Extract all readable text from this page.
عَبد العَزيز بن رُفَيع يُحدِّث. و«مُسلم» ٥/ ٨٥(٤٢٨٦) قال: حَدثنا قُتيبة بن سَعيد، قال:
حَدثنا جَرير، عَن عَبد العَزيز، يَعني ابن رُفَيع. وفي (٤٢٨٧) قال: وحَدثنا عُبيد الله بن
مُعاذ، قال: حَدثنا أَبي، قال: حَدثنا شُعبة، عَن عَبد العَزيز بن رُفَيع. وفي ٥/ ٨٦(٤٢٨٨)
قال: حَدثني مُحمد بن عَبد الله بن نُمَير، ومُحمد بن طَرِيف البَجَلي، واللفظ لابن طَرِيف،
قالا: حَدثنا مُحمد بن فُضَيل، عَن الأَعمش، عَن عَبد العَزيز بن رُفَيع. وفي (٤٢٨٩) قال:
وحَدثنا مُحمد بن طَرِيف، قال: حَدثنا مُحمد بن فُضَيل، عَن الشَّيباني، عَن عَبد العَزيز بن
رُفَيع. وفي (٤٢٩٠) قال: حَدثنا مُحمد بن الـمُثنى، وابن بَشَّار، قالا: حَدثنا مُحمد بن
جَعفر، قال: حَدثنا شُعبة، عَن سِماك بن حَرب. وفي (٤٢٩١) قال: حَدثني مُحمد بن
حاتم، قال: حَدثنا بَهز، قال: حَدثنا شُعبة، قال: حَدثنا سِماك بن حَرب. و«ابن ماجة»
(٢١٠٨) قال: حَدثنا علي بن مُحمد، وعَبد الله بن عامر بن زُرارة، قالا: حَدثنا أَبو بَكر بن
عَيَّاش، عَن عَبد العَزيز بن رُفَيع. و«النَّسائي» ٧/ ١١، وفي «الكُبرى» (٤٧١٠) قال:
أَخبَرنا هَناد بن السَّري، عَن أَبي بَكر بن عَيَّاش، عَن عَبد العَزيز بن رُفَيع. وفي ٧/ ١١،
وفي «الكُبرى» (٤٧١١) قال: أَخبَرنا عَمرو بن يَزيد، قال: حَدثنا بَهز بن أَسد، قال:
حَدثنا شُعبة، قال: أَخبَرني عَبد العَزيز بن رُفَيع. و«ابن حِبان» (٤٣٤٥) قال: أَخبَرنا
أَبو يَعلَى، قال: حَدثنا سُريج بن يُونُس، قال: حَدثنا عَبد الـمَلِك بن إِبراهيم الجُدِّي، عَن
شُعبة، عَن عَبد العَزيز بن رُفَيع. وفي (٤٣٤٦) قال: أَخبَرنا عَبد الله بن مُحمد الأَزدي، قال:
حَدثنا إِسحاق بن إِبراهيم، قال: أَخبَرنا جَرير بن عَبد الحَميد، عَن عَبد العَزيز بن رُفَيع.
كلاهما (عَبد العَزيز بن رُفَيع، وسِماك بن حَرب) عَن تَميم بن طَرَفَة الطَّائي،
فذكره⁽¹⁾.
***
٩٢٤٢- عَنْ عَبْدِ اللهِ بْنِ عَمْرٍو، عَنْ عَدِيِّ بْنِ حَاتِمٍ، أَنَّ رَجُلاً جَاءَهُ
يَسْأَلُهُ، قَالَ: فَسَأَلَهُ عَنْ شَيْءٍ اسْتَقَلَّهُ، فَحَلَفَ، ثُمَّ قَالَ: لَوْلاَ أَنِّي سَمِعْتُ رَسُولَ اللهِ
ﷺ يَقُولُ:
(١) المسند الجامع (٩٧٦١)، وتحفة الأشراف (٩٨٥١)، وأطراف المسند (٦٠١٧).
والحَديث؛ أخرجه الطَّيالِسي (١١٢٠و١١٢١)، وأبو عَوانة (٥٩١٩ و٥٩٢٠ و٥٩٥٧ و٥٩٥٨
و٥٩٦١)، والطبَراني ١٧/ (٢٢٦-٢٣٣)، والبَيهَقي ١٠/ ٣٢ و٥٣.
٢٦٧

-------------------------

### Stated goal:
What is the number of lines holding the word "دثني"? State it alone.

### Output of the task:
2